> _TASK REQUIREMENTS_:
The records that follow must be reproduced in full, exactly as written.

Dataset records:
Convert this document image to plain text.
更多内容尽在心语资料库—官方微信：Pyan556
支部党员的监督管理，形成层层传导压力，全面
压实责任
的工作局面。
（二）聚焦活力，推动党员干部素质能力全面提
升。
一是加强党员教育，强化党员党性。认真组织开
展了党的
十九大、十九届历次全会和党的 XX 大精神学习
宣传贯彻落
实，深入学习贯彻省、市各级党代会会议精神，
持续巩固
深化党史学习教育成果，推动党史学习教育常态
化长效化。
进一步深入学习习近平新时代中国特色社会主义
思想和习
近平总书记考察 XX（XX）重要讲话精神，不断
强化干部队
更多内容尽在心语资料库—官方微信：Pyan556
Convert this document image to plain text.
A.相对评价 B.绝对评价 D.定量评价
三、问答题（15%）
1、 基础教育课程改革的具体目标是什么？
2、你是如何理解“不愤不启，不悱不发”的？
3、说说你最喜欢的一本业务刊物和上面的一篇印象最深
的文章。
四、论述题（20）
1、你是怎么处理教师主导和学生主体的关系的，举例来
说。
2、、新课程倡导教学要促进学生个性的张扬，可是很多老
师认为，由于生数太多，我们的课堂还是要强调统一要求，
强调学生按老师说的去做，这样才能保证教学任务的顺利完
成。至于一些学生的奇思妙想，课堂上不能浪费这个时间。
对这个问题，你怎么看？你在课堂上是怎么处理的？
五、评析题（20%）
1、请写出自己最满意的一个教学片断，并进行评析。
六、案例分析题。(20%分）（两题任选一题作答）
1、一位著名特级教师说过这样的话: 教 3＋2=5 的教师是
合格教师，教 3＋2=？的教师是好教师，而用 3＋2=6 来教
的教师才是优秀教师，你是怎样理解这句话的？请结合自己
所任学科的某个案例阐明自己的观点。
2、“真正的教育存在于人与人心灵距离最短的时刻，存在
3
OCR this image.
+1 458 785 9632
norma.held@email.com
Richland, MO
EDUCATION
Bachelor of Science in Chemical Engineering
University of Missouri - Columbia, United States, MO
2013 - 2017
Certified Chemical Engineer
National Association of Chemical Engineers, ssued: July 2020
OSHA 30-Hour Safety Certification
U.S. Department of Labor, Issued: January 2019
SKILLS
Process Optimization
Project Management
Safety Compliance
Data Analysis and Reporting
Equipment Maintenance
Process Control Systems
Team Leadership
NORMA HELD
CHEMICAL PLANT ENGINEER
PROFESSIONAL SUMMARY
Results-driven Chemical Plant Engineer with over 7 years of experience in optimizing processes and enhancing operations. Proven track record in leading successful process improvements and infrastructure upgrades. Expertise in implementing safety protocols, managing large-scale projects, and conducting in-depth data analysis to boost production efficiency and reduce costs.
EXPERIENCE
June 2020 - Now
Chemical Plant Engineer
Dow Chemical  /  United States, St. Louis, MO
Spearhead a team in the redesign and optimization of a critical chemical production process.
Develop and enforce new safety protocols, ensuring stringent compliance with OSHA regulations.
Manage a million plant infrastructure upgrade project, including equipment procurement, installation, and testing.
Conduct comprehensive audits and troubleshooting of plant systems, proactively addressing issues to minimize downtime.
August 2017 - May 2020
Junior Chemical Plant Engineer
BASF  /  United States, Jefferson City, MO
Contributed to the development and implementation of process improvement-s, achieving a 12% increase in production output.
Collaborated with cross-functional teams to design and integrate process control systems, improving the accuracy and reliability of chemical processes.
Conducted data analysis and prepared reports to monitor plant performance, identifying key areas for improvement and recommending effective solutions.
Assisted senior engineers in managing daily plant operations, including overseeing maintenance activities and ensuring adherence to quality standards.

> _RESULT_:
Convert this document image to plain text.
更多内容尽在心语资料库—官方微信：Pyan556
支部党员的监督管理，形成层层传导压力，全面
压实责任
的工作局面。
（二）聚焦活力，推动党员干部素质能力全面提
升。
一是加强党员教育，强化党员党性。认真组织开
展了党的
十九大、十九届历次全会和党的 XX 大精神学习
宣传贯彻落
实，深入学习贯彻省、市各级党代会会议精神，
持续巩固
深化党史学习教育成果，推动党史学习教育常态
化长效化。
进一步深入学习习近平新时代中国特色社会主义
思想和习
近平总书记考察 XX（XX）重要讲话精神，不断
强化干部队
更多内容尽在心语资料库—官方微信：Pyan556
Convert this document image to plain text.
A.相对评价 B.绝对评价 D.定量评价
三、问答题（15%）
1、 基础教育课程改革的具体目标是什么？
2、你是如何理解“不愤不启，不悱不发”的？
3、说说你最喜欢的一本业务刊物和上面的一篇印象最深
的文章。
四、论述题（20）
1、你是怎么处理教师主导和学生主体的关系的，举例来
说。
2、、新课程倡导教学要促进学生个性的张扬，可是很多老
师认为，由于生数太多，我们的课堂还是要强调统一要求，
强调学生按老师说的去做，这样才能保证教学任务的顺利完
成。至于一些学生的奇思妙想，课堂上不能浪费这个时间。
对这个问题，你怎么看？你在课堂上是怎么处理的？
五、评析题（20%）
1、请写出自己最满意的一个教学片断，并进行评析。
六、案例分析题。(20%分）（两题任选一题作答）
1、一位著名特级教师说过这样的话: 教 3＋2=5 的教师是
合格教师，教 3＋2=？的教师是好教师，而用 3＋2=6 来教
的教师才是优秀教师，你是怎样理解这句话的？请结合自己
所任学科的某个案例阐明自己的观点。
2、“真正的教育存在于人与人心灵距离最短的时刻，存在
3
OCR this image.
+1 458 785 9632
norma.held@email.com
Richland, MO
EDUCATION
Bachelor of Science in Chemical Engineering
University of Missouri - Columbia, United States, MO
2013 - 2017
Certified Chemical Engineer
National Association of Chemical Engineers, ssued: July 2020
OSHA 30-Hour Safety Certification
U.S. Department of Labor, Issued: January 2019
SKILLS
Process Optimization
Project Management
Safety Compliance
Data Analysis and Reporting
Equipment Maintenance
Process Control Systems
Team Leadership
NORMA HELD
CHEMICAL PLANT ENGINEER
PROFESSIONAL SUMMARY
Results-driven Chemical Plant Engineer with over 7 years of experience in optimizing processes and enhancing operations. Proven track record in leading successful process improvements and infrastructure upgrades. Expertise in implementing safety protocols, managing large-scale projects, and conducting in-depth data analysis to boost production efficiency and reduce costs.
EXPERIENCE
June 2020 - Now
Chemical Plant Engineer
Dow Chemical  /  United States, St. Louis, MO
Spearhead a team in the redesign and optimization of a critical chemical production process.
Develop and enforce new safety protocols, ensuring stringent compliance with OSHA regulations.
Manage a million plant infrastructure upgrade project, including equipment procurement, installation, and testing.
Conduct comprehensive audits and troubleshooting of plant systems, proactively addressing issues to minimize downtime.
August 2017 - May 2020
Junior Chemical Plant Engineer
BASF  /  United States, Jefferson City, MO
Contributed to the development and implementation of process improvement-s, achieving a 12% increase in production output.
Collaborated with cross-functional teams to design and integrate process control systems, improving the accuracy and reliability of chemical processes.
Conducted data analysis and prepared reports to monitor plant performance, identifying key areas for improvement and recommending effective solutions.
Assisted senior engineers in managing daily plant operations, including overseeing maintenance activities and ensuring adherence to quality standards.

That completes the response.